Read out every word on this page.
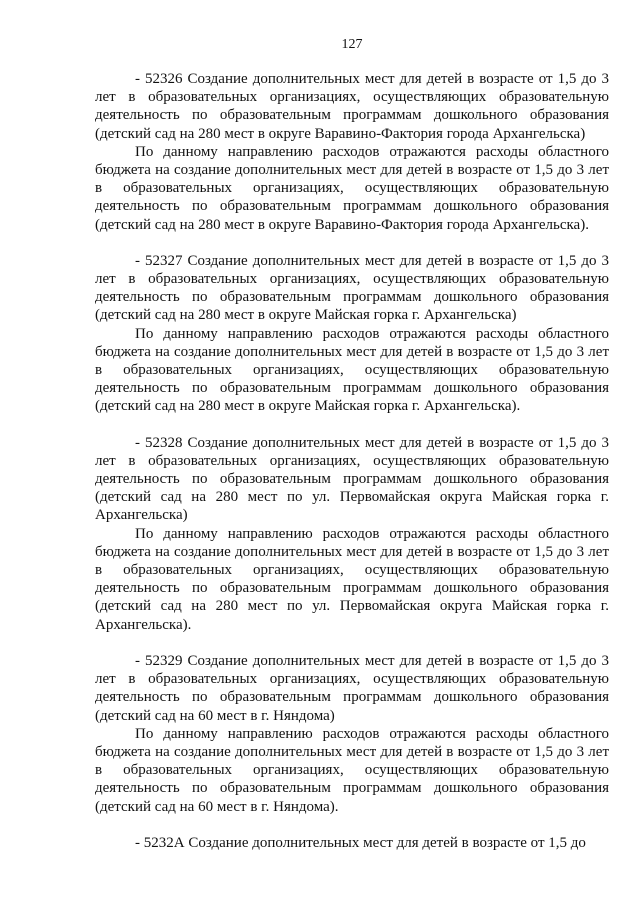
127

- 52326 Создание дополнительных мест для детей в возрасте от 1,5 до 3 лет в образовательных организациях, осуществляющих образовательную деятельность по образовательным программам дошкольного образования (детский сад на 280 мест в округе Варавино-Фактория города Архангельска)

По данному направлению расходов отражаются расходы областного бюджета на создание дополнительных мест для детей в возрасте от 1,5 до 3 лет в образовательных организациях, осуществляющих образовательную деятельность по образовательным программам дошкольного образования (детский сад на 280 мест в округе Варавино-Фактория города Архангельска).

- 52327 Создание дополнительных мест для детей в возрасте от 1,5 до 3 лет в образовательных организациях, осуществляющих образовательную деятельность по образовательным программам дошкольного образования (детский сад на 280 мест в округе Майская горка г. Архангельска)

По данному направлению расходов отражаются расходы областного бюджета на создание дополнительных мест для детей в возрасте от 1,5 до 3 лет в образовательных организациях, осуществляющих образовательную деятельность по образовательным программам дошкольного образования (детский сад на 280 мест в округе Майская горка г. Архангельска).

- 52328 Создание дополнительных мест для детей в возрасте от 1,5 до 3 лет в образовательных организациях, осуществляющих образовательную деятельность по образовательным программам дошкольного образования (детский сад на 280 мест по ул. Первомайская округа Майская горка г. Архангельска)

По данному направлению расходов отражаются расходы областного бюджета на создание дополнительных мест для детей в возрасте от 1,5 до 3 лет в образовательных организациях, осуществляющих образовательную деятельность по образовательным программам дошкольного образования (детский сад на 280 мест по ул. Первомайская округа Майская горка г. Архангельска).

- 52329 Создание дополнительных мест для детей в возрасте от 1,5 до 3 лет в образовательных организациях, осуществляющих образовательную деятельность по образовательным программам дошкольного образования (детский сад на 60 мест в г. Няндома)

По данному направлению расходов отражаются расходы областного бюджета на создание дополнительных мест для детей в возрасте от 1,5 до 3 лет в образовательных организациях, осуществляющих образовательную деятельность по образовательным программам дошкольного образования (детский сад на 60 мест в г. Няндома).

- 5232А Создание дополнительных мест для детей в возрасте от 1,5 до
...
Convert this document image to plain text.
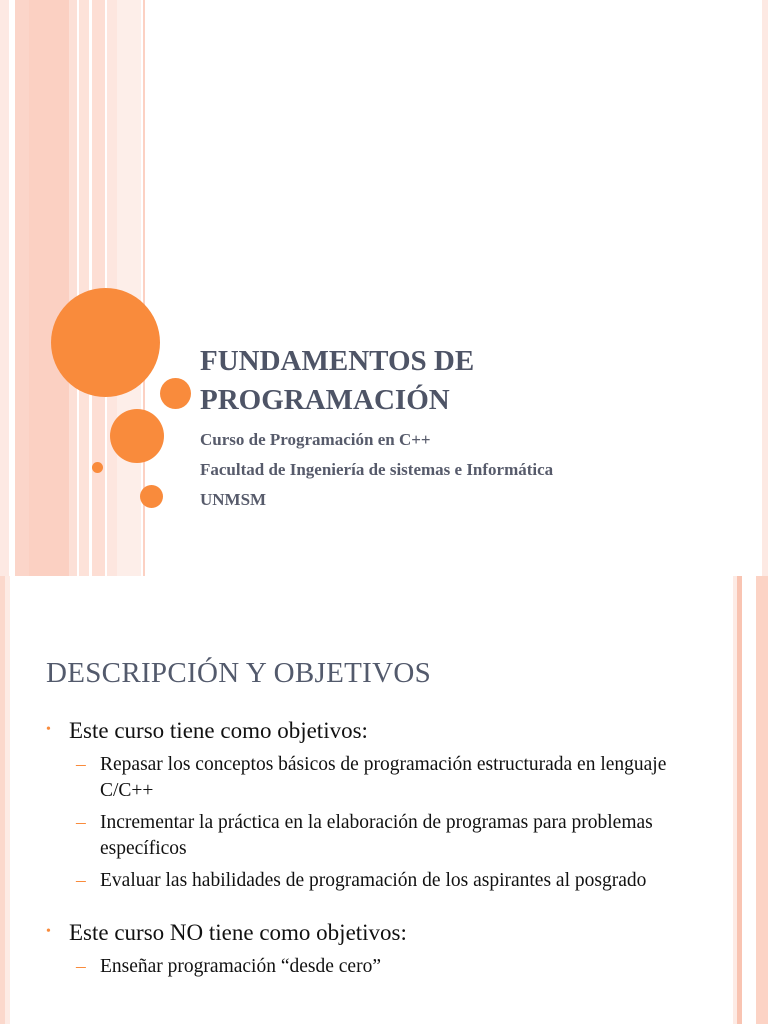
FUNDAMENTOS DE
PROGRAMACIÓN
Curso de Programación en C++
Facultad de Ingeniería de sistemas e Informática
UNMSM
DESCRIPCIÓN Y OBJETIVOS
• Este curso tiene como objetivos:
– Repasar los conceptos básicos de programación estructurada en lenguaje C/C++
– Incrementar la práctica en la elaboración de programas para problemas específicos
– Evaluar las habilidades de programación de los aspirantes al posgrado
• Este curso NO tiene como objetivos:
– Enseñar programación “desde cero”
--
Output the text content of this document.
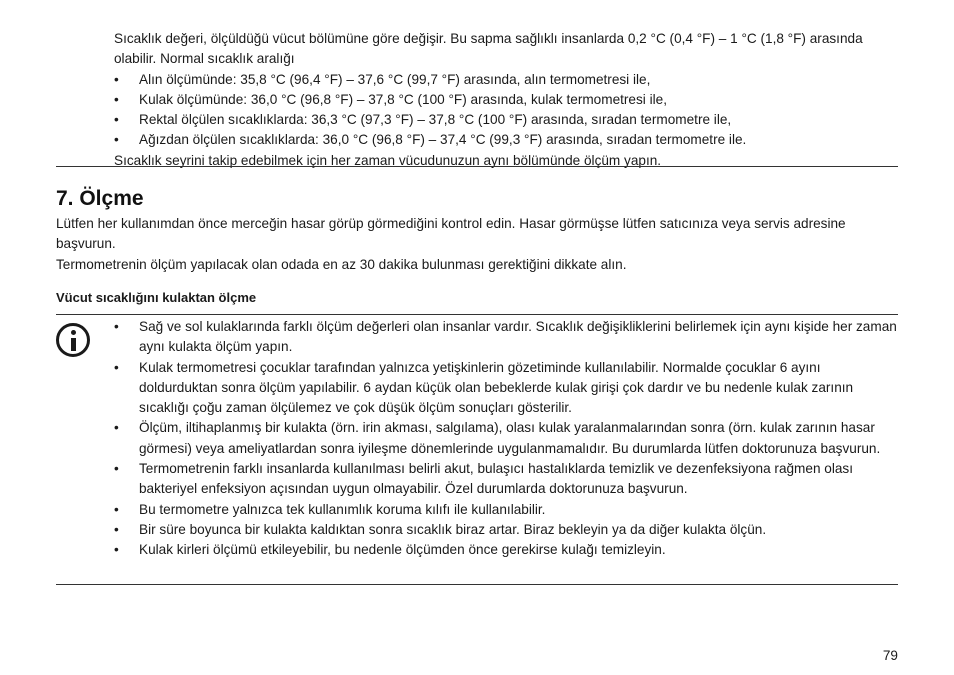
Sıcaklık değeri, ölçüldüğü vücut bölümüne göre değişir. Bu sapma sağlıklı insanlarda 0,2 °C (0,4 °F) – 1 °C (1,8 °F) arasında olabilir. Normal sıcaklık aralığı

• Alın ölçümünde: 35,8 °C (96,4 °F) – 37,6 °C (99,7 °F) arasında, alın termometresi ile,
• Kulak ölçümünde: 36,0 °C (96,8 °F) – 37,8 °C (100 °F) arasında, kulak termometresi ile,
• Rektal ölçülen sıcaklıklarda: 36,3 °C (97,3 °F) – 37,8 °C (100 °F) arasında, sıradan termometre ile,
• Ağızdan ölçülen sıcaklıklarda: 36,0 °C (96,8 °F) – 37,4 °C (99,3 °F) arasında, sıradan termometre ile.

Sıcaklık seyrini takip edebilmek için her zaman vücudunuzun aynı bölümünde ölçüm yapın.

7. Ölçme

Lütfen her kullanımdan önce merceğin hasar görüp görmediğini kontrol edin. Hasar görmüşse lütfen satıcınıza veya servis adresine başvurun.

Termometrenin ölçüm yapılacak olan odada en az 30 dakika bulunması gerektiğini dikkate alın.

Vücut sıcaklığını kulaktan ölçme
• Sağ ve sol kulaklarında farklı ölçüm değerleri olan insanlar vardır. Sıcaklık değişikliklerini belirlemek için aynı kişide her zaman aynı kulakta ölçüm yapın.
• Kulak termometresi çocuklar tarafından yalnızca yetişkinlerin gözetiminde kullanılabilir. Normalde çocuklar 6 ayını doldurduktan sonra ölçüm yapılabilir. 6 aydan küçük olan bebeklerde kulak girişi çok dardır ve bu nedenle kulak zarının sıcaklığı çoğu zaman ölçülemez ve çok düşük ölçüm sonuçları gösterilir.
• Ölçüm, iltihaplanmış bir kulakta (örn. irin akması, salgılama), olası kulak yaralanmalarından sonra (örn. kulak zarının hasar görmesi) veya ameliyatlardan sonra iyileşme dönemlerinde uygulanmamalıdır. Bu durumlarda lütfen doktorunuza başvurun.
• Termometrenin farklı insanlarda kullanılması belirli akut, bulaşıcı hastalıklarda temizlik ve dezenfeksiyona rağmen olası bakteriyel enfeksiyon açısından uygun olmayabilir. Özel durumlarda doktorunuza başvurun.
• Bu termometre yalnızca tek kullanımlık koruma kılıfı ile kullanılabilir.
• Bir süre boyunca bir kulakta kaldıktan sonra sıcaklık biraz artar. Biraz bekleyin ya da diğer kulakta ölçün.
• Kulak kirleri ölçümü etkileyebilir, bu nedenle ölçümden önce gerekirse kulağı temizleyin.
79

> **Task statement**
Above are the records. Identify each line that contains the word "sıcaklıklarda".

> **Exercise answer**
• Rektal ölçülen sıcaklıklarda: 36,3 °C (97,3 °F) – 37,8 °C (100 °F) arasında, sıradan termometre ile,
• Ağızdan ölçülen sıcaklıklarda: 36,0 °C (96,8 °F) – 37,4 °C (99,3 °F) arasında, sıradan termometre ile.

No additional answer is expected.